--- What to do ---
Extend the passage about the Key_reads counter, starting right after its first hard-to-prove assumption.
— BEGIN Passage shown —
There is no way to know. All you get is counters — you don’t get the time elapsed. In technical terms, counters are surrogate measures. They are not helpful. And as Cary Millsap says, the unfortunate problem is that surrogate measures work sometimes, simply because there is sometimes a correlation (but not a cause) relationship between the counter events and the query’s execution time. Alas, that correlation fools us into thinking it’s a cause, and we optimize-by-surrogate-measure a time or two and it appears to work — so we turn into little Pavlovian DBAs and try to do that every time. It would be better if optimizing-by-counter never worked!

A partially valid use of Key_reads

There is a partially valid reason to examine Key_reads, assuming that we care about the number of physical reads that occur, because we know that disks are very slow relative to other parts of the computer. And here’s where I return to what I called “mostly factual” above, because Key_reads actually aren’t physical disk reads at all. If the requested block of data isn’t in the operating system’s cache, then a Key_read is a disk read — but if it is cached, then it’s just a system call. However, let’s make our first hard-to-prove assumption:

  • Hard-to-prove assumption #1: A Key_read might correspond to a physical disk read, maybe.
— END Passage shown —
— BEGIN Items —
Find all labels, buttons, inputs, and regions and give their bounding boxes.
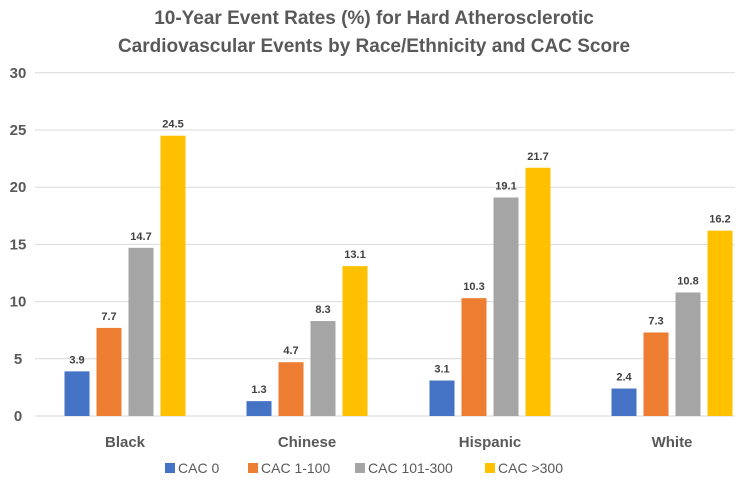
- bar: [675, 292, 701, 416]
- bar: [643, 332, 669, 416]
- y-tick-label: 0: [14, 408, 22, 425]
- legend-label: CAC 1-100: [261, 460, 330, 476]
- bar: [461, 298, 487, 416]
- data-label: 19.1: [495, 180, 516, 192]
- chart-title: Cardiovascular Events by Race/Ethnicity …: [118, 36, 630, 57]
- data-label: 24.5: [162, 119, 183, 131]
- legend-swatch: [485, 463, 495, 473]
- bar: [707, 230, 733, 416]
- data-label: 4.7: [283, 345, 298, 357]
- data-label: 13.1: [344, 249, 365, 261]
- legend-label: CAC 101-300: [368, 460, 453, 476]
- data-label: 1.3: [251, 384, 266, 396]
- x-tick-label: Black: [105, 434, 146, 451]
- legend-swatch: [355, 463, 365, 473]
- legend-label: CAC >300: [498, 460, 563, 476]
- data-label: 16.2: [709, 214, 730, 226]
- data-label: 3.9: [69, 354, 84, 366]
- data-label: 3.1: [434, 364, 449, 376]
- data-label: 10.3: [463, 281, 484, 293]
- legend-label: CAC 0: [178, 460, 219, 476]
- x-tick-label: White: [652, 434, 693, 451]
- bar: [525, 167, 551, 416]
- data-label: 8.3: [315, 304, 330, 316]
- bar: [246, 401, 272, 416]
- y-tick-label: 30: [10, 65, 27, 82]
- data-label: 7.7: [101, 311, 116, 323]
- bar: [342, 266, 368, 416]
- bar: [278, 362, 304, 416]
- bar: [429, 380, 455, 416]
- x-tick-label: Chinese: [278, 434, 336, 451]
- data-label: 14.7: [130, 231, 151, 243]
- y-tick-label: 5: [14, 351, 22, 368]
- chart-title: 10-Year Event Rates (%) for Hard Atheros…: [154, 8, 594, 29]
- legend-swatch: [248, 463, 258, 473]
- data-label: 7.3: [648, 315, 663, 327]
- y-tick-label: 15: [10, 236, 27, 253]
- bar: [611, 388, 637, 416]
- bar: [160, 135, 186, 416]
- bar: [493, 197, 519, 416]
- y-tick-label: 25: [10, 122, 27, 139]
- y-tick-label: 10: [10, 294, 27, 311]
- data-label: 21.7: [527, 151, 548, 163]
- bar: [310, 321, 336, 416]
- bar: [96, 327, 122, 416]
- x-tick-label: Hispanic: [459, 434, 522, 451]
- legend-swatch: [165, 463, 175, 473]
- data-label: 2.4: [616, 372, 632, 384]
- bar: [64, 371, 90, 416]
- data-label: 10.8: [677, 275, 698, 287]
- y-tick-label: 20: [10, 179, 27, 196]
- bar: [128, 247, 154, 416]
— END Items —
--- Exercise response ---
If we take that assumption as true, then what other reason might we have for caring about Key_reads? This assumption leads to “a cache miss is significantly slower than a cache hit,” which makes sense. If it were just as fast to do a Key_read as a Key_read_request, what use would the key buffer be anyway? Let’s trust MyISAM’s creators on this one, because they designed a cache hit to be faster than a miss.

  • Hard-to-prove assumption #2: A key cache miss is probably slower than a hit, maybe.

What else? Maybe this physical I/O operation is randomly positioned, which is a worst-case scenario for spinning disks. This is also very hard to prove, but seems reasonable based on the structure of a B-tree index, so let’s assume anyway:

  • Hard-to-prove assumption #3: A Key_read might cause a random I/O operation, maybe.

Now, given those assumptions, we can further assume the following:

  • It is good to minimize Key_reads because they are slow and cause random disk I/O.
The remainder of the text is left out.